▶ Records provided:
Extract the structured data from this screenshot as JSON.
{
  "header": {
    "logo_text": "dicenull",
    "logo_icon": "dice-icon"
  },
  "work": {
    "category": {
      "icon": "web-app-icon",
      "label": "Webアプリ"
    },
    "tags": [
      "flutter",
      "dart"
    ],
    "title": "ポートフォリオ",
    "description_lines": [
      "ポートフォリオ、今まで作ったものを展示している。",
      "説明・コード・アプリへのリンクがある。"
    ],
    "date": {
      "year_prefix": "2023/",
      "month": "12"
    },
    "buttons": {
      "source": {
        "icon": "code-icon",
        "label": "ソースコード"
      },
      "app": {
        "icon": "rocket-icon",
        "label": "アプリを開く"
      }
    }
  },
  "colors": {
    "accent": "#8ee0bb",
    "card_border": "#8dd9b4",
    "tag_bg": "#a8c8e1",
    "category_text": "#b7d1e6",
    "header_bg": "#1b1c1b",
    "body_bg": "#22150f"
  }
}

▶ Goal of the exercise: Going through the lines above one by one, tally those with the word "icon" and give only the total.

▶ The reply: 4